>> START STORED ROWS
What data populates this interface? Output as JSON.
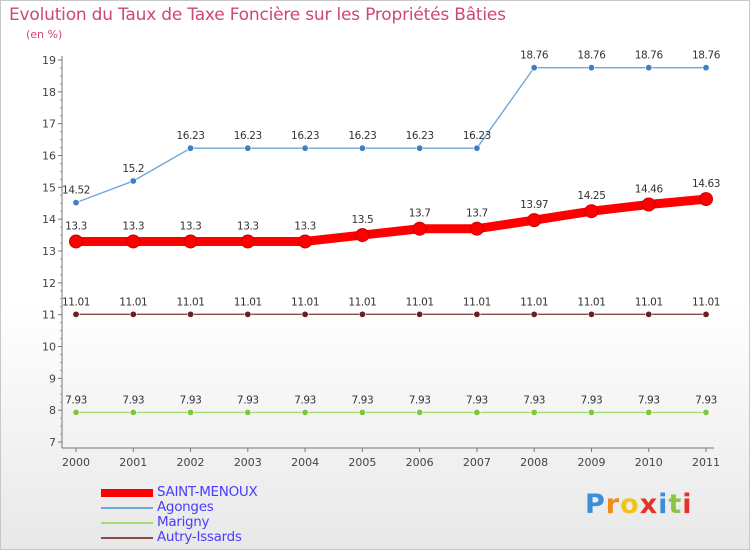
{
  "header": {
    "title": "Evolution du Taux de Taxe Foncière sur les Propriétés Bâties",
    "unit": "(en %)"
  },
  "logo": {
    "letters": [
      "P",
      "r",
      "o",
      "x",
      "i",
      "t",
      "i"
    ],
    "colors": [
      "#3a8fd6",
      "#f08a1c",
      "#f0c419",
      "#e4322b",
      "#3a8fd6",
      "#8cc63f",
      "#e4322b"
    ]
  },
  "chart_data": {
    "type": "line",
    "x": [
      "2000",
      "2001",
      "2002",
      "2003",
      "2004",
      "2005",
      "2006",
      "2007",
      "2008",
      "2009",
      "2010",
      "2011"
    ],
    "ylim": [
      7,
      19
    ],
    "yticks": [
      "7",
      "8",
      "9",
      "10",
      "11",
      "12",
      "13",
      "14",
      "15",
      "16",
      "17",
      "18",
      "19"
    ],
    "grid": false,
    "legend_position": "bottom-left",
    "series": [
      {
        "name": "SAINT-MENOUX",
        "color": "#ff0000",
        "bold": true,
        "values": [
          13.3,
          13.3,
          13.3,
          13.3,
          13.3,
          13.5,
          13.7,
          13.7,
          13.97,
          14.25,
          14.46,
          14.63
        ],
        "labels": [
          "13.3",
          "13.3",
          "13.3",
          "13.3",
          "13.3",
          "13.5",
          "13.7",
          "13.7",
          "13.97",
          "14.25",
          "14.46",
          "14.63"
        ]
      },
      {
        "name": "Agonges",
        "color": "#6fa7d8",
        "marker": "#3d7fc0",
        "values": [
          14.52,
          15.2,
          16.23,
          16.23,
          16.23,
          16.23,
          16.23,
          16.23,
          18.76,
          18.76,
          18.76,
          18.76
        ],
        "labels": [
          "14.52",
          "15.2",
          "16.23",
          "16.23",
          "16.23",
          "16.23",
          "16.23",
          "16.23",
          "18.76",
          "18.76",
          "18.76",
          "18.76"
        ]
      },
      {
        "name": "Marigny",
        "color": "#a6dc72",
        "marker": "#7ec540",
        "values": [
          7.93,
          7.93,
          7.93,
          7.93,
          7.93,
          7.93,
          7.93,
          7.93,
          7.93,
          7.93,
          7.93,
          7.93
        ],
        "labels": [
          "7.93",
          "7.93",
          "7.93",
          "7.93",
          "7.93",
          "7.93",
          "7.93",
          "7.93",
          "7.93",
          "7.93",
          "7.93",
          "7.93"
        ]
      },
      {
        "name": "Autry-Issards",
        "color": "#8a4a4a",
        "marker": "#6b1f1f",
        "values": [
          11.01,
          11.01,
          11.01,
          11.01,
          11.01,
          11.01,
          11.01,
          11.01,
          11.01,
          11.01,
          11.01,
          11.01
        ],
        "labels": [
          "11.01",
          "11.01",
          "11.01",
          "11.01",
          "11.01",
          "11.01",
          "11.01",
          "11.01",
          "11.01",
          "11.01",
          "11.01",
          "11.01"
        ]
      }
    ],
    "legend_order": [
      0,
      1,
      2,
      3
    ]
  }
}
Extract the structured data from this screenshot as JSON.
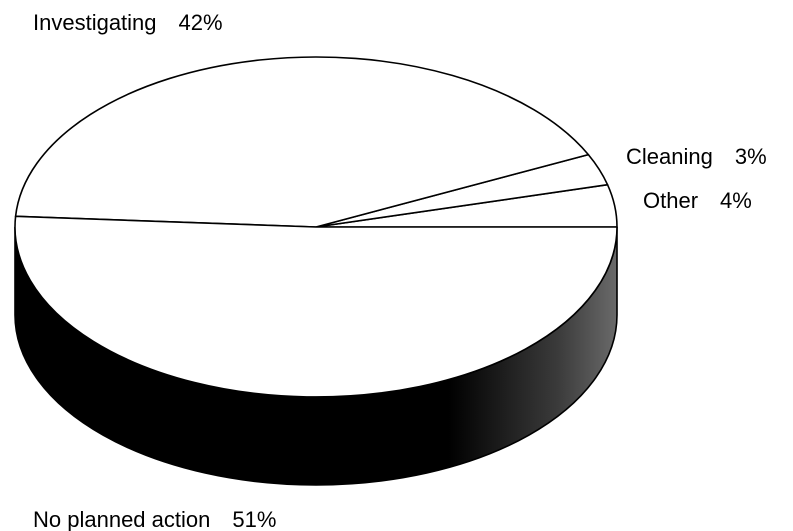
{
  "chart_data": {
    "type": "pie",
    "style": "3d",
    "title": "",
    "slices": [
      {
        "label": "Investigating",
        "value": 42,
        "value_label": "42%"
      },
      {
        "label": "Cleaning",
        "value": 3,
        "value_label": "3%"
      },
      {
        "label": "Other",
        "value": 4,
        "value_label": "4%"
      },
      {
        "label": "No planned action",
        "value": 51,
        "value_label": "51%"
      }
    ],
    "colors": {
      "face": "#ffffff",
      "outline": "#000000",
      "side": "#000000",
      "text": "#000000"
    }
  }
}
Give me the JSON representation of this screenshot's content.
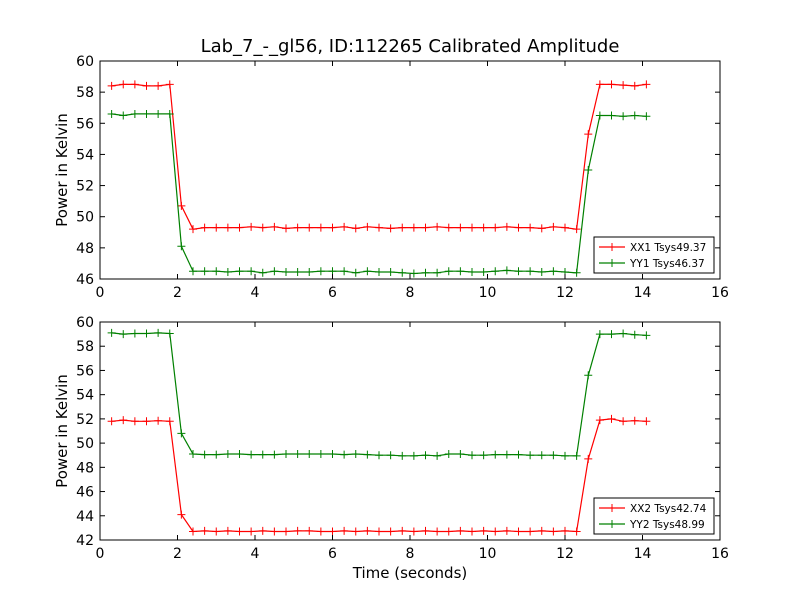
{
  "chart_data": [
    {
      "type": "line",
      "title": "Lab_7_-_gl56, ID:112265 Calibrated Amplitude",
      "xlabel": "",
      "ylabel": "Power in Kelvin",
      "xlim": [
        0,
        16
      ],
      "ylim": [
        46,
        60
      ],
      "xticks": [
        0,
        2,
        4,
        6,
        8,
        10,
        12,
        14,
        16
      ],
      "yticks": [
        46,
        48,
        50,
        52,
        54,
        56,
        58,
        60
      ],
      "grid": false,
      "legend_position": "lower-right",
      "x": [
        0.3,
        0.6,
        0.9,
        1.2,
        1.5,
        1.8,
        2.1,
        2.4,
        2.7,
        3.0,
        3.3,
        3.6,
        3.9,
        4.2,
        4.5,
        4.8,
        5.1,
        5.4,
        5.7,
        6.0,
        6.3,
        6.6,
        6.9,
        7.2,
        7.5,
        7.8,
        8.1,
        8.4,
        8.7,
        9.0,
        9.3,
        9.6,
        9.9,
        10.2,
        10.5,
        10.8,
        11.1,
        11.4,
        11.7,
        12.0,
        12.3,
        12.6,
        12.9,
        13.2,
        13.5,
        13.8,
        14.1
      ],
      "series": [
        {
          "name": "XX1 Tsys49.37",
          "color": "#ff0000",
          "values": [
            58.4,
            58.5,
            58.5,
            58.4,
            58.4,
            58.5,
            50.7,
            49.2,
            49.3,
            49.3,
            49.3,
            49.3,
            49.35,
            49.3,
            49.35,
            49.25,
            49.3,
            49.3,
            49.3,
            49.3,
            49.35,
            49.25,
            49.35,
            49.3,
            49.25,
            49.3,
            49.3,
            49.3,
            49.35,
            49.3,
            49.3,
            49.3,
            49.3,
            49.3,
            49.35,
            49.3,
            49.3,
            49.25,
            49.35,
            49.3,
            49.2,
            55.3,
            58.5,
            58.5,
            58.45,
            58.4,
            58.5
          ]
        },
        {
          "name": "YY1 Tsys46.37",
          "color": "#008000",
          "values": [
            56.6,
            56.5,
            56.6,
            56.6,
            56.6,
            56.6,
            48.1,
            46.5,
            46.5,
            46.5,
            46.45,
            46.5,
            46.5,
            46.4,
            46.5,
            46.45,
            46.45,
            46.45,
            46.5,
            46.5,
            46.5,
            46.4,
            46.5,
            46.45,
            46.45,
            46.4,
            46.35,
            46.4,
            46.4,
            46.5,
            46.5,
            46.45,
            46.45,
            46.5,
            46.55,
            46.5,
            46.5,
            46.45,
            46.5,
            46.45,
            46.4,
            53.0,
            56.5,
            56.5,
            56.45,
            56.5,
            56.45
          ]
        }
      ]
    },
    {
      "type": "line",
      "title": "",
      "xlabel": "Time (seconds)",
      "ylabel": "Power in Kelvin",
      "xlim": [
        0,
        16
      ],
      "ylim": [
        42,
        60
      ],
      "xticks": [
        0,
        2,
        4,
        6,
        8,
        10,
        12,
        14,
        16
      ],
      "yticks": [
        42,
        44,
        46,
        48,
        50,
        52,
        54,
        56,
        58,
        60
      ],
      "grid": false,
      "legend_position": "lower-right",
      "x": [
        0.3,
        0.6,
        0.9,
        1.2,
        1.5,
        1.8,
        2.1,
        2.4,
        2.7,
        3.0,
        3.3,
        3.6,
        3.9,
        4.2,
        4.5,
        4.8,
        5.1,
        5.4,
        5.7,
        6.0,
        6.3,
        6.6,
        6.9,
        7.2,
        7.5,
        7.8,
        8.1,
        8.4,
        8.7,
        9.0,
        9.3,
        9.6,
        9.9,
        10.2,
        10.5,
        10.8,
        11.1,
        11.4,
        11.7,
        12.0,
        12.3,
        12.6,
        12.9,
        13.2,
        13.5,
        13.8,
        14.1
      ],
      "series": [
        {
          "name": "XX2 Tsys42.74",
          "color": "#ff0000",
          "values": [
            51.8,
            51.9,
            51.8,
            51.8,
            51.85,
            51.8,
            44.1,
            42.7,
            42.75,
            42.7,
            42.75,
            42.7,
            42.7,
            42.75,
            42.7,
            42.7,
            42.75,
            42.75,
            42.7,
            42.7,
            42.75,
            42.7,
            42.75,
            42.7,
            42.7,
            42.75,
            42.7,
            42.75,
            42.7,
            42.7,
            42.75,
            42.7,
            42.75,
            42.7,
            42.75,
            42.7,
            42.7,
            42.75,
            42.7,
            42.75,
            42.7,
            48.7,
            51.9,
            52.0,
            51.8,
            51.85,
            51.8
          ]
        },
        {
          "name": "YY2 Tsys48.99",
          "color": "#008000",
          "values": [
            59.1,
            59.0,
            59.05,
            59.05,
            59.1,
            59.05,
            50.8,
            49.1,
            49.05,
            49.05,
            49.1,
            49.1,
            49.05,
            49.05,
            49.05,
            49.1,
            49.1,
            49.1,
            49.1,
            49.1,
            49.05,
            49.1,
            49.05,
            49.0,
            49.0,
            48.95,
            48.95,
            49.0,
            48.95,
            49.1,
            49.1,
            49.0,
            49.0,
            49.05,
            49.05,
            49.05,
            49.0,
            49.0,
            49.0,
            48.95,
            48.95,
            55.6,
            59.0,
            59.0,
            59.05,
            58.95,
            58.9
          ]
        }
      ]
    }
  ]
}
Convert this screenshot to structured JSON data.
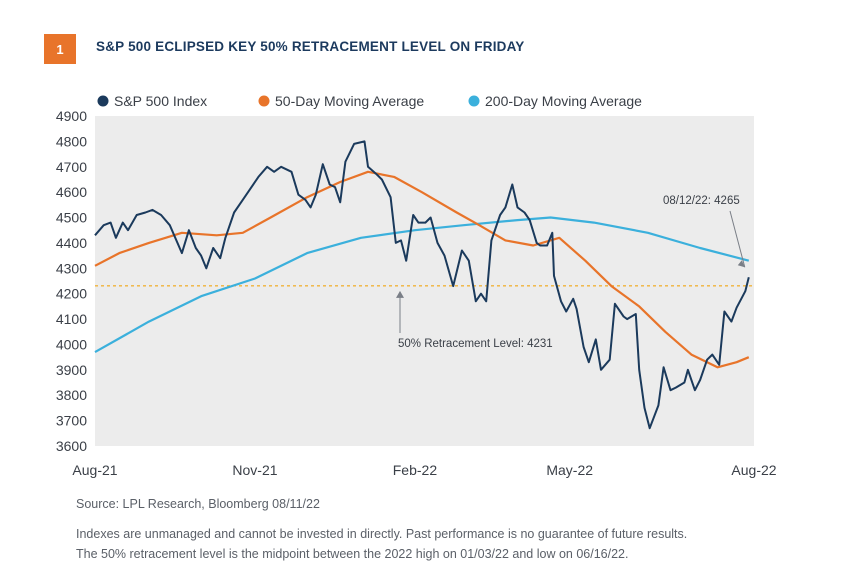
>> END STORED ROWS
→ **DO THIS**
Take every line that includes the string "marker" and copy it.

→ **TASK RESPONSE**
        "marker": "#3d7fc0",
        "marker": "#7ec540",
        "marker": "#6b1f1f",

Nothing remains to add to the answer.